Please continue the comment thread on how Julia benchmark timings handle compilation, starting right after its last sentence.

Document extract
──────────
Is that truly accurate though ? I could see them comparing say load time of data files plus execution time but combining compile times in there doesn't make much sense. You always have to pay for it in julia but not with a statically compiled file.
I'm not a huge Julia user, but typically if they don't specifically mention they're segmenting runtime from compilation time with Julia, that's a bit of a red flag, because unlike Rust, Go, or C++ the compilation step isn't separate in Julia. To the user it just looks like it's running, when in reality it's compiling, then running, without really letting you know in between.
In the matrix multiplication example, the measurement is done via a simple
t = time()
results = calc(n)
elapsed = time() - t
So startup time at least isn't included.
One might argue that this is still biased against Julia due to its compilation strategy, but fixing that would mean you'd have to figure out what the appropriate way to get 'equivalent' timings for any of the other languages would be as well - something far more involved than just slapping a timer around a block of code in all cases...
edit: As pointed out below, the Julia code should indeed already have been 'warmed up' due to a preceding sanity check. My apologies for 'lying'...
Ah, I have to take that back, since benchmarks run in the order of seconds and they use sockets to start and stop the timer, which likely means compilation time is not included.
──────────
[Coordinate annotation records]
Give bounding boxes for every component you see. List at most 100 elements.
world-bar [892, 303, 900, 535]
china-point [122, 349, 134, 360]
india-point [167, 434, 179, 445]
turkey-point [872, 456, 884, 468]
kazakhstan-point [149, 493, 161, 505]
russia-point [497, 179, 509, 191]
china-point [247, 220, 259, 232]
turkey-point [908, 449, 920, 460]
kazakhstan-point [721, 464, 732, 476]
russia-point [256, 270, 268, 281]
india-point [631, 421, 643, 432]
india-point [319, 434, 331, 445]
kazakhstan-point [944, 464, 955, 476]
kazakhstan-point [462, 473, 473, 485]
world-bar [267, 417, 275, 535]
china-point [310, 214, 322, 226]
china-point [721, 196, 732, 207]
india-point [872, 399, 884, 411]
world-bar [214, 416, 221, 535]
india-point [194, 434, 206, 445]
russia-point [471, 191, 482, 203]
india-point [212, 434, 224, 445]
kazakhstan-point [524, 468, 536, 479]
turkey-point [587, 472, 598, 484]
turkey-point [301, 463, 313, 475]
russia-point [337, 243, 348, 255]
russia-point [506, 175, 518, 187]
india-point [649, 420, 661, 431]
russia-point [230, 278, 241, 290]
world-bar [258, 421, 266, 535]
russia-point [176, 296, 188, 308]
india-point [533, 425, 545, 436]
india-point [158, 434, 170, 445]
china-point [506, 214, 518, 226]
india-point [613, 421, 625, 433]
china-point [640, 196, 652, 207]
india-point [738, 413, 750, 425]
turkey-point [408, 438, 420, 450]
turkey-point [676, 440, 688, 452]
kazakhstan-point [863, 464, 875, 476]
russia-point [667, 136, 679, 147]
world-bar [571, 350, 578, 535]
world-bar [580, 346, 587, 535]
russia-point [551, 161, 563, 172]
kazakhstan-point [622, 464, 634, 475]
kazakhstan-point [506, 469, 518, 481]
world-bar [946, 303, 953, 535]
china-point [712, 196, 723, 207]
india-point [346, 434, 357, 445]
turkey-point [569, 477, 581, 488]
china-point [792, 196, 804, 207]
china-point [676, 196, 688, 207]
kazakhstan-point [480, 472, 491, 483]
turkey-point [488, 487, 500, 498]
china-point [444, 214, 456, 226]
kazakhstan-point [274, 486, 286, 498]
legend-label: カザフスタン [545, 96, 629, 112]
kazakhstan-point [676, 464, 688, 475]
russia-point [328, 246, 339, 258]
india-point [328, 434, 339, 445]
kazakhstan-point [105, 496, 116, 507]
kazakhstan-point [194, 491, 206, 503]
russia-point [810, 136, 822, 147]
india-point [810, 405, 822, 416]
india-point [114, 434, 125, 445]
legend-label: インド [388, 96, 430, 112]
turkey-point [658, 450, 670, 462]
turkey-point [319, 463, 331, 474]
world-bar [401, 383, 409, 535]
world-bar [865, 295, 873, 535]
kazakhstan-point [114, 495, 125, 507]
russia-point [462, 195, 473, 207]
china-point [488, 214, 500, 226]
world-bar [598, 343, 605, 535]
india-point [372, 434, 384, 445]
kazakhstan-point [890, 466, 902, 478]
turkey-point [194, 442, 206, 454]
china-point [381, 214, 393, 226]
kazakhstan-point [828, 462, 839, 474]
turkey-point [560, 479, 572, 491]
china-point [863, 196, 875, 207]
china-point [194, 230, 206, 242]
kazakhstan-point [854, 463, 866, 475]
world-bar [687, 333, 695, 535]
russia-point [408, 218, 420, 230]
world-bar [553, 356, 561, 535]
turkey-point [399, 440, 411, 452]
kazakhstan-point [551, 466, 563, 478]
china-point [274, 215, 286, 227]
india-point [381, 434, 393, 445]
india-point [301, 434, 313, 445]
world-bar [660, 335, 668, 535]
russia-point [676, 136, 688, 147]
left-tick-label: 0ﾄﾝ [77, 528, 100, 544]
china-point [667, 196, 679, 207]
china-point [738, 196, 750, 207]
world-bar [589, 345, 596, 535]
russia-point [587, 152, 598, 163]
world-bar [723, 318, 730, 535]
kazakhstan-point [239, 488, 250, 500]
──────────
Response
I think i can answer that, first of all Julia isnt as fast as C/C++/Nim etc. in most cases Julia is just fast in scientific computing that's all. (there is only one "scientific" benchmark on kostya benchmarks)
Second to write very fast julia u need to knew a lot of "tricks" and in most cases u won't be doing it as easy as writing normal code.
And all people writing this benchmark is measuring compilation time (XD?) or not including jitting time they could just look at code/readme for 5s before commenting.
Julia is fast and can be as fast as C but not in all cases and not as easy at it seems.
> Second to write very fast julia u need to knew a lot of "tricks" and in most cases u won't be doing it as easy as writing normal code.
That's true in literally any language. Some languages require inlined assembly. Others require preprocessor directives. In almost all languages, you need to understand the difference between stack and heap, know how to minimize allocations, know how to minimize dynamic dispatch, know how to efficiently structure cache-friendly memory layouts. And of course, data structures & algorithms 101.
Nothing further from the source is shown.